→ Set exercise
Quote the entries in full, character for character, without their images.

→ Extracted records
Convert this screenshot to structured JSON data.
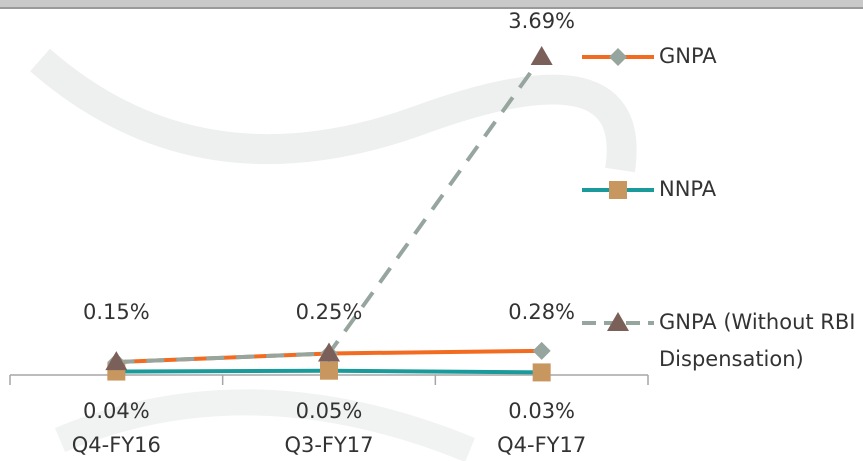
{
  "chart_data": {
    "type": "line",
    "categories": [
      "Q4-FY16",
      "Q3-FY17",
      "Q4-FY17"
    ],
    "series": [
      {
        "name": "GNPA",
        "color": "#f26b21",
        "marker": "diamond",
        "marker_color": "#96a59d",
        "values": [
          0.15,
          0.25,
          0.28
        ],
        "value_labels": [
          "0.15%",
          "0.25%",
          "0.28%"
        ]
      },
      {
        "name": "NNPA",
        "color": "#1a9a9a",
        "marker": "square",
        "marker_color": "#c8965f",
        "values": [
          0.04,
          0.05,
          0.03
        ],
        "value_labels": [
          "0.04%",
          "0.05%",
          "0.03%"
        ]
      },
      {
        "name": "GNPA (Without RBI Dispensation)",
        "color": "#96a59d",
        "dashed": true,
        "marker": "triangle",
        "marker_color": "#7a6058",
        "values": [
          0.15,
          0.25,
          3.69
        ],
        "value_labels": [
          null,
          null,
          "3.69%"
        ]
      }
    ]
  }
}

→ Answer
Convert this screenshot to structured JSON data.
{
  "chart_data": {
    "type": "line",
    "categories": [
      "Q4-FY16",
      "Q3-FY17",
      "Q4-FY17"
    ],
    "series": [
      {
        "name": "GNPA",
        "color": "#f26b21",
        "marker": "diamond",
        "marker_color": "#96a59d",
        "values": [
          0.15,
          0.25,
          0.28
        ],
        "value_labels": [
          "0.15%",
          "0.25%",
          "0.28%"
        ]
      },
      {
        "name": "NNPA",
        "color": "#1a9a9a",
        "marker": "square",
        "marker_color": "#c8965f",
        "values": [
          0.04,
          0.05,
          0.03
        ],
        "value_labels": [
          "0.04%",
          "0.05%",
          "0.03%"
        ]
      },
      {
        "name": "GNPA (Without RBI Dispensation)",
        "color": "#96a59d",
        "dashed": true,
        "marker": "triangle",
        "marker_color": "#7a6058",
        "values": [
          0.15,
          0.25,
          3.69
        ],
        "value_labels": [
          null,
          null,
          "3.69%"
        ]
      }
    ]
  }
}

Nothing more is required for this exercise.